INFORMATION SUPPLIED:
--------
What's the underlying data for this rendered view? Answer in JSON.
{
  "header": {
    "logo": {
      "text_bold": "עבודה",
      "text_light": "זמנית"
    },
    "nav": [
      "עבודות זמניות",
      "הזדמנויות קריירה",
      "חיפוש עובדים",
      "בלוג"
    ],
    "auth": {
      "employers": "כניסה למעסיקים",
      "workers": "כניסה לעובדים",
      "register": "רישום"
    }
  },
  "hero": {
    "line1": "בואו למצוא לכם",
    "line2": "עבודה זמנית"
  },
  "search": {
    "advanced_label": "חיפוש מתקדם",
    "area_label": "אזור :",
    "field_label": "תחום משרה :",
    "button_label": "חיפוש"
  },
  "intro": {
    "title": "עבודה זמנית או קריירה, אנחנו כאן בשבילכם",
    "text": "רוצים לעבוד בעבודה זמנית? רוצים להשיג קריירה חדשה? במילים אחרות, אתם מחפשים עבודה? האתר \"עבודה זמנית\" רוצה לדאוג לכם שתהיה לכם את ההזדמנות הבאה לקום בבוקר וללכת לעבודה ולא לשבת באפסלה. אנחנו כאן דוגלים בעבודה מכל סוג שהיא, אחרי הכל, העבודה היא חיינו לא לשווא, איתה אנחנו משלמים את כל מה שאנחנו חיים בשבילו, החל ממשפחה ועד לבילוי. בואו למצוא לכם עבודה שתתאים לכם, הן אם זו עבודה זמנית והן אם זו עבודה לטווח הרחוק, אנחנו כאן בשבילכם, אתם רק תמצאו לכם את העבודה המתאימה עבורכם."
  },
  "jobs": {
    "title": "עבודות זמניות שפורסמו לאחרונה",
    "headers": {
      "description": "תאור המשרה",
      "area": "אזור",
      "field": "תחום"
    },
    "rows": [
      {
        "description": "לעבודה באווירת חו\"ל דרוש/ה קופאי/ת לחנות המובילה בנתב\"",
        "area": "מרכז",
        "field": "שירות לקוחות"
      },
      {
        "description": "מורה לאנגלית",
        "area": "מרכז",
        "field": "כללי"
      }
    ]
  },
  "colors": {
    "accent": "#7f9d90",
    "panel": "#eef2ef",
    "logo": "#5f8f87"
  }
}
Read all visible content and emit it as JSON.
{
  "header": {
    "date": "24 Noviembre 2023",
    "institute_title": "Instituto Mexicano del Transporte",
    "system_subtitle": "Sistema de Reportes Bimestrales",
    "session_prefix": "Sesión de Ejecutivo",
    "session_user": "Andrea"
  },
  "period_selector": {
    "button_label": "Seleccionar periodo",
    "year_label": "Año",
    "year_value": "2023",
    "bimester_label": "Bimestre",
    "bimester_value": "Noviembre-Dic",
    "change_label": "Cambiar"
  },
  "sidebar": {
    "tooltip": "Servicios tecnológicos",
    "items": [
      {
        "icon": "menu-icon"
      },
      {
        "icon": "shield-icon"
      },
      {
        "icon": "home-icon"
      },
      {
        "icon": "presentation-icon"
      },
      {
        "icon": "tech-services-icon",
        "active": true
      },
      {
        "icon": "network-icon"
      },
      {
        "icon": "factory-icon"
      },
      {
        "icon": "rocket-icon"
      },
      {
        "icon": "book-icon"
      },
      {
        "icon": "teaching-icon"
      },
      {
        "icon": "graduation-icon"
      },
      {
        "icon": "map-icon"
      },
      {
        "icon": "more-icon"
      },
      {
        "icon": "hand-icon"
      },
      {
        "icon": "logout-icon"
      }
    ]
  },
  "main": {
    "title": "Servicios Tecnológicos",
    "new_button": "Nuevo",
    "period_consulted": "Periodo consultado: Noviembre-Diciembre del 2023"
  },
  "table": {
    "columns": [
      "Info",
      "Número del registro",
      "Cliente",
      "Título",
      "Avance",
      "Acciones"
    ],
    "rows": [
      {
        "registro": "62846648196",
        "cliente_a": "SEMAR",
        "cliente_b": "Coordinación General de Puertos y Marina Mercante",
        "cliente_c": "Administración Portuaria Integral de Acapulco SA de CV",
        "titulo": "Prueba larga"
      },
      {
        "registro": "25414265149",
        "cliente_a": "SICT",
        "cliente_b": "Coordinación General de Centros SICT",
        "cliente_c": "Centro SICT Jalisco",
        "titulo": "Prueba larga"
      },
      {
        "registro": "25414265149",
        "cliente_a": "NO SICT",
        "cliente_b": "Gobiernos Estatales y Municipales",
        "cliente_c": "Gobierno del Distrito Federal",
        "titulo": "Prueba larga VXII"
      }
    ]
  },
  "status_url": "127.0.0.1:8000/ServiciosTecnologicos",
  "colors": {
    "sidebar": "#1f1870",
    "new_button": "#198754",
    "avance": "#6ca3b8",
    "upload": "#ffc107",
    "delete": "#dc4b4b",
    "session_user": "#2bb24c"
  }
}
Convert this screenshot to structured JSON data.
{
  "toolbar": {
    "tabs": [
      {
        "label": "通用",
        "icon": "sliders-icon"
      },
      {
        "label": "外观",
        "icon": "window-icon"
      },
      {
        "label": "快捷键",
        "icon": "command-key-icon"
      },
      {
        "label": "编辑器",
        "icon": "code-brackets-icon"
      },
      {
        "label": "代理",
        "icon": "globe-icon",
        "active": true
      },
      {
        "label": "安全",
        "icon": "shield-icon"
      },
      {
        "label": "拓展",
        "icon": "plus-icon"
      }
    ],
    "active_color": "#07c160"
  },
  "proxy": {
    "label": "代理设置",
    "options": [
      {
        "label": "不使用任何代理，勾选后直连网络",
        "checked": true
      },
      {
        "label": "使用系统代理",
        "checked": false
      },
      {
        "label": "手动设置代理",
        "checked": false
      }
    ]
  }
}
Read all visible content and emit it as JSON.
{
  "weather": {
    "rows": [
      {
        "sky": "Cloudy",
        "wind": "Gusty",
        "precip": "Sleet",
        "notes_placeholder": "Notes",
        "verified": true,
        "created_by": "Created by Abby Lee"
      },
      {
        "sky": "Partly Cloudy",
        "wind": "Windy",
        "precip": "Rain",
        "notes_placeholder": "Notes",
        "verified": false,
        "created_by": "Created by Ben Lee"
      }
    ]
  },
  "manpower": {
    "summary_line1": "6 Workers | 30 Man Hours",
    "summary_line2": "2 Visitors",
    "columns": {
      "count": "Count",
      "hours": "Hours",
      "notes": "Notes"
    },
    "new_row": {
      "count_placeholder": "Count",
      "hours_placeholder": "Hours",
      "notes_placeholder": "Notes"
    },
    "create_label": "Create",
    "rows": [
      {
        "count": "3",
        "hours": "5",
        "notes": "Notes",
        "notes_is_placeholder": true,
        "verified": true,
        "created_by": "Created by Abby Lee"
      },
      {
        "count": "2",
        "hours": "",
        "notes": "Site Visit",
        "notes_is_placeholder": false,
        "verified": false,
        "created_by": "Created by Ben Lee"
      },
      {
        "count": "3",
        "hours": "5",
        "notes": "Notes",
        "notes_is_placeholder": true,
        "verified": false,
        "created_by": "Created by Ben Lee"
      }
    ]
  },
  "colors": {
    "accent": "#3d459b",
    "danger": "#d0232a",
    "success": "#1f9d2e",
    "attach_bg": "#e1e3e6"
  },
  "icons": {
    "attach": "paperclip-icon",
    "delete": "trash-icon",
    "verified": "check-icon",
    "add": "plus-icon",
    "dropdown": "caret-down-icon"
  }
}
--------
SET TASK: Can you restate every record above word for word?

RESULT BELOW:
What's the underlying data for this rendered view? Answer in JSON.
{
  "header": {
    "logo": {
      "text_bold": "עבודה",
      "text_light": "זמנית"
    },
    "nav": [
      "עבודות זמניות",
      "הזדמנויות קריירה",
      "חיפוש עובדים",
      "בלוג"
    ],
    "auth": {
      "employers": "כניסה למעסיקים",
      "workers": "כניסה לעובדים",
      "register": "רישום"
    }
  },
  "hero": {
    "line1": "בואו למצוא לכם",
    "line2": "עבודה זמנית"
  },
  "search": {
    "advanced_label": "חיפוש מתקדם",
    "area_label": "אזור :",
    "field_label": "תחום משרה :",
    "button_label": "חיפוש"
  },
  "intro": {
    "title": "עבודה זמנית או קריירה, אנחנו כאן בשבילכם",
    "text": "רוצים לעבוד בעבודה זמנית? רוצים להשיג קריירה חדשה? במילים אחרות, אתם מחפשים עבודה? האתר \"עבודה זמנית\" רוצה לדאוג לכם שתהיה לכם את ההזדמנות הבאה לקום בבוקר וללכת לעבודה ולא לשבת באפסלה. אנחנו כאן דוגלים בעבודה מכל סוג שהיא, אחרי הכל, העבודה היא חיינו לא לשווא, איתה אנחנו משלמים את כל מה שאנחנו חיים בשבילו, החל ממשפחה ועד לבילוי. בואו למצוא לכם עבודה שתתאים לכם, הן אם זו עבודה זמנית והן אם זו עבודה לטווח הרחוק, אנחנו כאן בשבילכם, אתם רק תמצאו לכם את העבודה המתאימה עבורכם."
  },
  "jobs": {
    "title": "עבודות זמניות שפורסמו לאחרונה",
    "headers": {
      "description": "תאור המשרה",
      "area": "אזור",
      "field": "תחום"
    },
    "rows": [
      {
        "description": "לעבודה באווירת חו\"ל דרוש/ה קופאי/ת לחנות המובילה בנתב\"",
        "area": "מרכז",
        "field": "שירות לקוחות"
      },
      {
        "description": "מורה לאנגלית",
        "area": "מרכז",
        "field": "כללי"
      }
    ]
  },
  "colors": {
    "accent": "#7f9d90",
    "panel": "#eef2ef",
    "logo": "#5f8f87"
  }
}
Read all visible content and emit it as JSON.
{
  "header": {
    "date": "24 Noviembre 2023",
    "institute_title": "Instituto Mexicano del Transporte",
    "system_subtitle": "Sistema de Reportes Bimestrales",
    "session_prefix": "Sesión de Ejecutivo",
    "session_user": "Andrea"
  },
  "period_selector": {
    "button_label": "Seleccionar periodo",
    "year_label": "Año",
    "year_value": "2023",
    "bimester_label": "Bimestre",
    "bimester_value": "Noviembre-Dic",
    "change_label": "Cambiar"
  },
  "sidebar": {
    "tooltip": "Servicios tecnológicos",
    "items": [
      {
        "icon": "menu-icon"
      },
      {
        "icon": "shield-icon"
      },
      {
        "icon": "home-icon"
      },
      {
        "icon": "presentation-icon"
      },
      {
        "icon": "tech-services-icon",
        "active": true
      },
      {
        "icon": "network-icon"
      },
      {
        "icon": "factory-icon"
      },
      {
        "icon": "rocket-icon"
      },
      {
        "icon": "book-icon"
      },
      {
        "icon": "teaching-icon"
      },
      {
        "icon": "graduation-icon"
      },
      {
        "icon": "map-icon"
      },
      {
        "icon": "more-icon"
      },
      {
        "icon": "hand-icon"
      },
      {
        "icon": "logout-icon"
      }
    ]
  },
  "main": {
    "title": "Servicios Tecnológicos",
    "new_button": "Nuevo",
    "period_consulted": "Periodo consultado: Noviembre-Diciembre del 2023"
  },
  "table": {
    "columns": [
      "Info",
      "Número del registro",
      "Cliente",
      "Título",
      "Avance",
      "Acciones"
    ],
    "rows": [
      {
        "registro": "62846648196",
        "cliente_a": "SEMAR",
        "cliente_b": "Coordinación General de Puertos y Marina Mercante",
        "cliente_c": "Administración Portuaria Integral de Acapulco SA de CV",
        "titulo": "Prueba larga"
      },
      {
        "registro": "25414265149",
        "cliente_a": "SICT",
        "cliente_b": "Coordinación General de Centros SICT",
        "cliente_c": "Centro SICT Jalisco",
        "titulo": "Prueba larga"
      },
      {
        "registro": "25414265149",
        "cliente_a": "NO SICT",
        "cliente_b": "Gobiernos Estatales y Municipales",
        "cliente_c": "Gobierno del Distrito Federal",
        "titulo": "Prueba larga VXII"
      }
    ]
  },
  "status_url": "127.0.0.1:8000/ServiciosTecnologicos",
  "colors": {
    "sidebar": "#1f1870",
    "new_button": "#198754",
    "avance": "#6ca3b8",
    "upload": "#ffc107",
    "delete": "#dc4b4b",
    "session_user": "#2bb24c"
  }
}
Convert this screenshot to structured JSON data.
{
  "toolbar": {
    "tabs": [
      {
        "label": "通用",
        "icon": "sliders-icon"
      },
      {
        "label": "外观",
        "icon": "window-icon"
      },
      {
        "label": "快捷键",
        "icon": "command-key-icon"
      },
      {
        "label": "编辑器",
        "icon": "code-brackets-icon"
      },
      {
        "label": "代理",
        "icon": "globe-icon",
        "active": true
      },
      {
        "label": "安全",
        "icon": "shield-icon"
      },
      {
        "label": "拓展",
        "icon": "plus-icon"
      }
    ],
    "active_color": "#07c160"
  },
  "proxy": {
    "label": "代理设置",
    "options": [
      {
        "label": "不使用任何代理，勾选后直连网络",
        "checked": true
      },
      {
        "label": "使用系统代理",
        "checked": false
      },
      {
        "label": "手动设置代理",
        "checked": false
      }
    ]
  }
}
Read all visible content and emit it as JSON.
{
  "weather": {
    "rows": [
      {
        "sky": "Cloudy",
        "wind": "Gusty",
        "precip": "Sleet",
        "notes_placeholder": "Notes",
        "verified": true,
        "created_by": "Created by Abby Lee"
      },
      {
        "sky": "Partly Cloudy",
        "wind": "Windy",
        "precip": "Rain",
        "notes_placeholder": "Notes",
        "verified": false,
        "created_by": "Created by Ben Lee"
      }
    ]
  },
  "manpower": {
    "summary_line1": "6 Workers | 30 Man Hours",
    "summary_line2": "2 Visitors",
    "columns": {
      "count": "Count",
      "hours": "Hours",
      "notes": "Notes"
    },
    "new_row": {
      "count_placeholder": "Count",
      "hours_placeholder": "Hours",
      "notes_placeholder": "Notes"
    },
    "create_label": "Create",
    "rows": [
      {
        "count": "3",
        "hours": "5",
        "notes": "Notes",
        "notes_is_placeholder": true,
        "verified": true,
        "created_by": "Created by Abby Lee"
      },
      {
        "count": "2",
        "hours": "",
        "notes": "Site Visit",
        "notes_is_placeholder": false,
        "verified": false,
        "created_by": "Created by Ben Lee"
      },
      {
        "count": "3",
        "hours": "5",
        "notes": "Notes",
        "notes_is_placeholder": true,
        "verified": false,
        "created_by": "Created by Ben Lee"
      }
    ]
  },
  "colors": {
    "accent": "#3d459b",
    "danger": "#d0232a",
    "success": "#1f9d2e",
    "attach_bg": "#e1e3e6"
  },
  "icons": {
    "attach": "paperclip-icon",
    "delete": "trash-icon",
    "verified": "check-icon",
    "add": "plus-icon",
    "dropdown": "caret-down-icon"
  }
}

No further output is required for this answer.